• What to do: Work through the data line by line, gathering every line that has the word "برابر".

• Raw records:

***

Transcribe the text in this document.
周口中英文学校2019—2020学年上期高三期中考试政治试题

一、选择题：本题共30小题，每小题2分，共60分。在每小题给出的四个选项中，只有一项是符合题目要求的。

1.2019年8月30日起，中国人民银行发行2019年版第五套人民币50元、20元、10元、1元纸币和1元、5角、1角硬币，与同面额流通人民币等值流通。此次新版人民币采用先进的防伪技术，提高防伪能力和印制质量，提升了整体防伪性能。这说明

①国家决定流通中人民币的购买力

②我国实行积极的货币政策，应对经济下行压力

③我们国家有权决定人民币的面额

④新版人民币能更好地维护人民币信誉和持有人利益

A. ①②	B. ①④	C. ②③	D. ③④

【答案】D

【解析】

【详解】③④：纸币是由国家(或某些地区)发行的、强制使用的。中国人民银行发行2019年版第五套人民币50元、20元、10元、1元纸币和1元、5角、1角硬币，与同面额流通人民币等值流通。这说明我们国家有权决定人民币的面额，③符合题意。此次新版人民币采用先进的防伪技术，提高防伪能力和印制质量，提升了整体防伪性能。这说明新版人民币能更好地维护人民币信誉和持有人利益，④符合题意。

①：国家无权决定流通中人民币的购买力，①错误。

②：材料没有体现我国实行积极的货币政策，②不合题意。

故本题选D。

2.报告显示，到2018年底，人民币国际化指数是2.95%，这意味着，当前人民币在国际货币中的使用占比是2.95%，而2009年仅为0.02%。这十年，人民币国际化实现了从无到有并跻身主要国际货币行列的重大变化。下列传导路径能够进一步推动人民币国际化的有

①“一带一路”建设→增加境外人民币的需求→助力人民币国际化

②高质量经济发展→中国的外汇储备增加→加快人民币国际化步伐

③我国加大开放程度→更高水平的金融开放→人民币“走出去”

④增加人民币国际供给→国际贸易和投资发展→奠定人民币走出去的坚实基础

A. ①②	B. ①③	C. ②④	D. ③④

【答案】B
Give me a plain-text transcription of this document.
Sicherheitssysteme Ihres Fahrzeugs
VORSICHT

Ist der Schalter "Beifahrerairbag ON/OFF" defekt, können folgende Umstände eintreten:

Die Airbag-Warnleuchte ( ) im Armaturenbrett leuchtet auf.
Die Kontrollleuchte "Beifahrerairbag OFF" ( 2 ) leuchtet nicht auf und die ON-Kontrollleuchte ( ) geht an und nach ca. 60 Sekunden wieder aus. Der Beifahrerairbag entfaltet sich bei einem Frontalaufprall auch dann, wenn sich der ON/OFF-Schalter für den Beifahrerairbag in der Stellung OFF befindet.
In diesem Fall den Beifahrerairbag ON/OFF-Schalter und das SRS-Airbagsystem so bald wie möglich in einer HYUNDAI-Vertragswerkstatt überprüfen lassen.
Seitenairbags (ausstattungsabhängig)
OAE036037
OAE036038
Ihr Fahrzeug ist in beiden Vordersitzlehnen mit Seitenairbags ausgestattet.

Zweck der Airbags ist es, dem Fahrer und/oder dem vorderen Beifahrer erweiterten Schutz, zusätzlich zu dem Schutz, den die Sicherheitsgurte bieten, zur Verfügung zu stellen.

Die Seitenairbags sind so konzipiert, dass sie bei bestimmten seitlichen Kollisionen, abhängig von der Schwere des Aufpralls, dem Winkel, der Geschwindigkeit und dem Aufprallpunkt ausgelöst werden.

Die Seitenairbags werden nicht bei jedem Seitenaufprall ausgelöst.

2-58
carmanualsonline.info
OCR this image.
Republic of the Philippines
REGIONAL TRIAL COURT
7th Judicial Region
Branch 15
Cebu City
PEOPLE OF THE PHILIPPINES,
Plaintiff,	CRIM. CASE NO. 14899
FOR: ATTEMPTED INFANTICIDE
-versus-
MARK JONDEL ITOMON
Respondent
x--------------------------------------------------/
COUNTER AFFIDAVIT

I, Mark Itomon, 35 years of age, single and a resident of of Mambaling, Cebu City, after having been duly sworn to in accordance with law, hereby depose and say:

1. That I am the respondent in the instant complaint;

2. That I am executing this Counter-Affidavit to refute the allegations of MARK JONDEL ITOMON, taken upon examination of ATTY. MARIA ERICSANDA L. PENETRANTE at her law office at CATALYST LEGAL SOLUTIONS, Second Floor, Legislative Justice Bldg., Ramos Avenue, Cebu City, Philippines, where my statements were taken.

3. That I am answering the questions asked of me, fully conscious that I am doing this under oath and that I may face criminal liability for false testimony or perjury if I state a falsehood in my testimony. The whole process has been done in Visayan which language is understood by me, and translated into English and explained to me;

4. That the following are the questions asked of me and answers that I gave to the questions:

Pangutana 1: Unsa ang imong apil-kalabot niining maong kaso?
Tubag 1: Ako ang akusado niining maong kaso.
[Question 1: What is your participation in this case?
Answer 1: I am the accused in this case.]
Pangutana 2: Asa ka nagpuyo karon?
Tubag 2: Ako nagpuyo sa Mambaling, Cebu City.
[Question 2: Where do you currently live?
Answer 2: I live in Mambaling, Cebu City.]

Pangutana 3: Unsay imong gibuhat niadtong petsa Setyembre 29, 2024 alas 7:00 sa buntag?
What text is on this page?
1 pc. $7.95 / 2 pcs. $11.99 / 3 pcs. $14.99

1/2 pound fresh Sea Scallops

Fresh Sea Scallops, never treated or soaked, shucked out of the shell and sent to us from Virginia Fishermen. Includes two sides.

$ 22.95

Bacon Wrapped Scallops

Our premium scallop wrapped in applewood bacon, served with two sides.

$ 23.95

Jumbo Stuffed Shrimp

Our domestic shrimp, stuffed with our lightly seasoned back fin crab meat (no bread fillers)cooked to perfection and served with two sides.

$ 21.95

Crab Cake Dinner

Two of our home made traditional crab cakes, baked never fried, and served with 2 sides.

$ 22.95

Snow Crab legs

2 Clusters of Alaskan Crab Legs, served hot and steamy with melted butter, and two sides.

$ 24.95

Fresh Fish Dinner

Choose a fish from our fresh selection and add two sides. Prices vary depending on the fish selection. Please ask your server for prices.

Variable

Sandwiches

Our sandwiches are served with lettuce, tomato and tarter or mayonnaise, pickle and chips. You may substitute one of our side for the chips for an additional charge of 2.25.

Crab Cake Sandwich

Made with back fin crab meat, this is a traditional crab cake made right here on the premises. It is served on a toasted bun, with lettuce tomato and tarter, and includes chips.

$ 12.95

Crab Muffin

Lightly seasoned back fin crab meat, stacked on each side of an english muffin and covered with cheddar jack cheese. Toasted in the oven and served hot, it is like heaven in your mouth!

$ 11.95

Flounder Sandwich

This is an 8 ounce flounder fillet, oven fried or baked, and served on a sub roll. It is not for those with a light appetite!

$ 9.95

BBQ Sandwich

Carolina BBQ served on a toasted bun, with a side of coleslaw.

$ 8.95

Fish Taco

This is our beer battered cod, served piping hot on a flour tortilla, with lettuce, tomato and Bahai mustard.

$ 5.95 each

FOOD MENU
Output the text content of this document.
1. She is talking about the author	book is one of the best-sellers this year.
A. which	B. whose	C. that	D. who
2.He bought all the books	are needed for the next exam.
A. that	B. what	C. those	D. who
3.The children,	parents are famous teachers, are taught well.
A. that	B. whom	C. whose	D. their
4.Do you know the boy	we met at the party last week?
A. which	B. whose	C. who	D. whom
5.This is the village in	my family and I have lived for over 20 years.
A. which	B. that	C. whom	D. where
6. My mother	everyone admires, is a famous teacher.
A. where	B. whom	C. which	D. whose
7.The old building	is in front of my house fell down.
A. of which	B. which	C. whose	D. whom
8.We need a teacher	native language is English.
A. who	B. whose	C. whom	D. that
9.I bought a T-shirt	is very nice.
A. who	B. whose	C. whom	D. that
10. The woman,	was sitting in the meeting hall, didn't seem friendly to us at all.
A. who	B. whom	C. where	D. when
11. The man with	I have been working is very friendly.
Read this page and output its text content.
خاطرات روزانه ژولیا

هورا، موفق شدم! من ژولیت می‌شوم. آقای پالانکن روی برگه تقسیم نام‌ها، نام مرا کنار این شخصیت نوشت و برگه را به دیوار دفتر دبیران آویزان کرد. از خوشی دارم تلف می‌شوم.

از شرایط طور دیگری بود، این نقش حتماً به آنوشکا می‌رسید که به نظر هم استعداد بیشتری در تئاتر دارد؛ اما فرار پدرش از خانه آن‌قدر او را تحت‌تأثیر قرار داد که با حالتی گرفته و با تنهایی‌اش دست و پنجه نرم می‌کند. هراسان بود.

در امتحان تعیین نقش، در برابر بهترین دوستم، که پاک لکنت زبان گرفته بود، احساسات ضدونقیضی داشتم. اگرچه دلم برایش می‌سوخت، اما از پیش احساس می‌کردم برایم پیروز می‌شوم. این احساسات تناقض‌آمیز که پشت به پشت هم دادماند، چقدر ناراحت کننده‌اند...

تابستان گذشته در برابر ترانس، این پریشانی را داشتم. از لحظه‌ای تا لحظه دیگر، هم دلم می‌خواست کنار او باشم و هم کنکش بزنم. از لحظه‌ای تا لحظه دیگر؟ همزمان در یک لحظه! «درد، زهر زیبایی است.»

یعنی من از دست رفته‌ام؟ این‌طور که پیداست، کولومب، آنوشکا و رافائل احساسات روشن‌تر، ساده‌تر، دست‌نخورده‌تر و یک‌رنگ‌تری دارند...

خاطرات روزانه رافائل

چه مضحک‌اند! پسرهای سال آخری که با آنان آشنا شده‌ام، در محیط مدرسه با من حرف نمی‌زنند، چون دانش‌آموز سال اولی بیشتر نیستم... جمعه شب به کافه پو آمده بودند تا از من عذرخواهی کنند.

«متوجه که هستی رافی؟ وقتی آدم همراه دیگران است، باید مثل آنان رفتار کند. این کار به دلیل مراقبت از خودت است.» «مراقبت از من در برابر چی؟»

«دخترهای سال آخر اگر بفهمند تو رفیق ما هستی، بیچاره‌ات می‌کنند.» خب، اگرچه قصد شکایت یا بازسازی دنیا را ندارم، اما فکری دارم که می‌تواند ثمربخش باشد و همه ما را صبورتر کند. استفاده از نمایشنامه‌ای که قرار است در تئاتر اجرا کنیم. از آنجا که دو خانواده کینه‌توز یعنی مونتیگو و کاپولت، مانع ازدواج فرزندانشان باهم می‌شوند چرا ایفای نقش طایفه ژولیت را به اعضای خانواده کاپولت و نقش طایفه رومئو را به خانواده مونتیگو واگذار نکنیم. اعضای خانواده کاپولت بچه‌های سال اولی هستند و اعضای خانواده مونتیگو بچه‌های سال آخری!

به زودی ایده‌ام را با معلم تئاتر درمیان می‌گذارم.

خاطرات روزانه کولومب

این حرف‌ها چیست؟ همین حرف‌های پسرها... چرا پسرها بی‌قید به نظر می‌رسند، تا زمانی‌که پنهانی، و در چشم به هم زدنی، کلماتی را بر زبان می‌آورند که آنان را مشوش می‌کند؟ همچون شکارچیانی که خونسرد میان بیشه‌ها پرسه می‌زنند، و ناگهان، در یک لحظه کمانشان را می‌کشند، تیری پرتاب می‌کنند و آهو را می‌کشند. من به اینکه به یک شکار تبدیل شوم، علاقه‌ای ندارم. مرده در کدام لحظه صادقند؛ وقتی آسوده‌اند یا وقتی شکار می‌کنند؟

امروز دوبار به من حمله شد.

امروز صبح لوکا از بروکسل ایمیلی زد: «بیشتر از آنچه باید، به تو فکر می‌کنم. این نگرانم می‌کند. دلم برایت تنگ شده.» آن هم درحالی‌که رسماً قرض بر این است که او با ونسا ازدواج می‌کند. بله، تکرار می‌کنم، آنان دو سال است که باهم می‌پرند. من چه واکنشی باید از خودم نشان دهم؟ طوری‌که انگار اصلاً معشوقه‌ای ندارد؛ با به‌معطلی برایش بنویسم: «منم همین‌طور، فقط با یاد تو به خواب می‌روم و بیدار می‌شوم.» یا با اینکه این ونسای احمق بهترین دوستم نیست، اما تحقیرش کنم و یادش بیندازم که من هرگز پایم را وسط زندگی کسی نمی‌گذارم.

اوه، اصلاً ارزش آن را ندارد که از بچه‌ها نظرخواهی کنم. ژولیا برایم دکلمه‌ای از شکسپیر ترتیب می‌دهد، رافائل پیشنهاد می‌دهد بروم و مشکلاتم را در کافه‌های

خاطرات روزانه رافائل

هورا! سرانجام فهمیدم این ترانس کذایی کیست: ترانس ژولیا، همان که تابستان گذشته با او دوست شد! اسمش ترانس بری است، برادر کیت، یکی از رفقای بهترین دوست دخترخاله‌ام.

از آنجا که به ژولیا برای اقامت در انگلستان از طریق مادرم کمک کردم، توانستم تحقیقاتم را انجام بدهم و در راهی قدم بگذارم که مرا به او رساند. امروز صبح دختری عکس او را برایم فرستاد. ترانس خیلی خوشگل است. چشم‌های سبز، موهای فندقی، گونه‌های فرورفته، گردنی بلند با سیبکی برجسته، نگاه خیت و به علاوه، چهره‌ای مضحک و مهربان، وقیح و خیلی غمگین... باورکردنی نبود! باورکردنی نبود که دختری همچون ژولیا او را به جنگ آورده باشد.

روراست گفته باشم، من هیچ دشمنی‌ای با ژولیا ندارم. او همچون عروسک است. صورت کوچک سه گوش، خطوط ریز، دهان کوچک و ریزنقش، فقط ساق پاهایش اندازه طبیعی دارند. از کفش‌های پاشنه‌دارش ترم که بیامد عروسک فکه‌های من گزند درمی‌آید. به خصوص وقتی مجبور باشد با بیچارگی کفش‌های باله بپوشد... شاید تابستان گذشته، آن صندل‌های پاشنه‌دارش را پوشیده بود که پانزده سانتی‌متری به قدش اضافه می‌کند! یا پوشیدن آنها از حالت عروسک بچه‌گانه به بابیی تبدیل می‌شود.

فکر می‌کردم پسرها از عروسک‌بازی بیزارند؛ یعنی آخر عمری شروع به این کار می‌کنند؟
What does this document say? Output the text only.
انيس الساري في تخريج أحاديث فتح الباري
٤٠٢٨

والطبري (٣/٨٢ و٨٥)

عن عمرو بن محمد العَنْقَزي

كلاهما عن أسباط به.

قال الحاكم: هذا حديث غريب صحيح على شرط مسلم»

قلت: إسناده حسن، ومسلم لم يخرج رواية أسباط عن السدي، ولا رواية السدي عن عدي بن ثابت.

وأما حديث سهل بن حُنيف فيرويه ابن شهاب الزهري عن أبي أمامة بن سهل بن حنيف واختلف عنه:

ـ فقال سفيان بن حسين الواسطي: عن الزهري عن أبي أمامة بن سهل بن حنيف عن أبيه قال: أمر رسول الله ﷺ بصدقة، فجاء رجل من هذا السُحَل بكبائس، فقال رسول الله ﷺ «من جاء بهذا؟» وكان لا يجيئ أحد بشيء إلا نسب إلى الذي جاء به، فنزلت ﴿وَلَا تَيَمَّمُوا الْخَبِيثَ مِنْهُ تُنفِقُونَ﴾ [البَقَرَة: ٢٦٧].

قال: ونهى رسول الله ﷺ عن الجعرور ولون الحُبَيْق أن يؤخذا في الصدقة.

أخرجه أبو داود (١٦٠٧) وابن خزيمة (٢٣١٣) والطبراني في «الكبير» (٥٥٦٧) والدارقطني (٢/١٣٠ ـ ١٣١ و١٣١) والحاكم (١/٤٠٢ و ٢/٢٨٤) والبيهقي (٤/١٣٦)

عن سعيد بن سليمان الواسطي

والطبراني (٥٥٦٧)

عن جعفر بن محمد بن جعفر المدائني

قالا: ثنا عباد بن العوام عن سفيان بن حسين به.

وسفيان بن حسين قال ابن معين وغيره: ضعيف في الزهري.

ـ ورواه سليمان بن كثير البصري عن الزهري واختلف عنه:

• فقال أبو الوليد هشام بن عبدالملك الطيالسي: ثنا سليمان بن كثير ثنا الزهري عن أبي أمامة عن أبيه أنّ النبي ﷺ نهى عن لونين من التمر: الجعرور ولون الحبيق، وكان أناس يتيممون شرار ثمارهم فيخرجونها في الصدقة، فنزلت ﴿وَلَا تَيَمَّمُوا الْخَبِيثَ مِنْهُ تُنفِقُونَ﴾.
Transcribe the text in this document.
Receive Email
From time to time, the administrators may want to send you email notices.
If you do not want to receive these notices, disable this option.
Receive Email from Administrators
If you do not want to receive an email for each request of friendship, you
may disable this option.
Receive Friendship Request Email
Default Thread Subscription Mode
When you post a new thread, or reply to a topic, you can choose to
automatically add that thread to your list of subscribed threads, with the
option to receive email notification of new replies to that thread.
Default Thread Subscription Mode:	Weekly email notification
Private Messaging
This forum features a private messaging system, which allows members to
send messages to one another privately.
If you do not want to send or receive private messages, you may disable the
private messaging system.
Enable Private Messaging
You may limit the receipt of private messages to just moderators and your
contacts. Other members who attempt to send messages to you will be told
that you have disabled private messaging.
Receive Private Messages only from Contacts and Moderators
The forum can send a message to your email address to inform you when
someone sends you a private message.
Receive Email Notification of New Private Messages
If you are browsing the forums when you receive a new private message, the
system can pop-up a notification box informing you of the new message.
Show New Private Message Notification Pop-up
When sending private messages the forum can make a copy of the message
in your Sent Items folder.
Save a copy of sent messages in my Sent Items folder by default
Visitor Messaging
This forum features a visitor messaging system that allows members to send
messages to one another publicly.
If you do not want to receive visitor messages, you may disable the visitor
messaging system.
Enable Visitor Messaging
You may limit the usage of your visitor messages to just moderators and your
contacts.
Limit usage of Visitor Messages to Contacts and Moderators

***

• Response below:
در امتحان تعیین نقش، در برابر بهترین دوستم، که پاک لکنت زبان گرفته بود، احساسات ضدونقیضی داشتم. اگرچه دلم برایش می‌سوخت، اما از پیش احساس می‌کردم برایم پیروز می‌شوم. این احساسات تناقض‌آمیز که پشت به پشت هم دادماند، چقدر ناراحت کننده‌اند...
تابستان گذشته در برابر ترانس، این پریشانی را داشتم. از لحظه‌ای تا لحظه دیگر، هم دلم می‌خواست کنار او باشم و هم کنکش بزنم. از لحظه‌ای تا لحظه دیگر؟ همزمان در یک لحظه! «درد، زهر زیبایی است.»
«متوجه که هستی رافی؟ وقتی آدم همراه دیگران است، باید مثل آنان رفتار کند. این کار به دلیل مراقبت از خودت است.» «مراقبت از من در برابر چی؟»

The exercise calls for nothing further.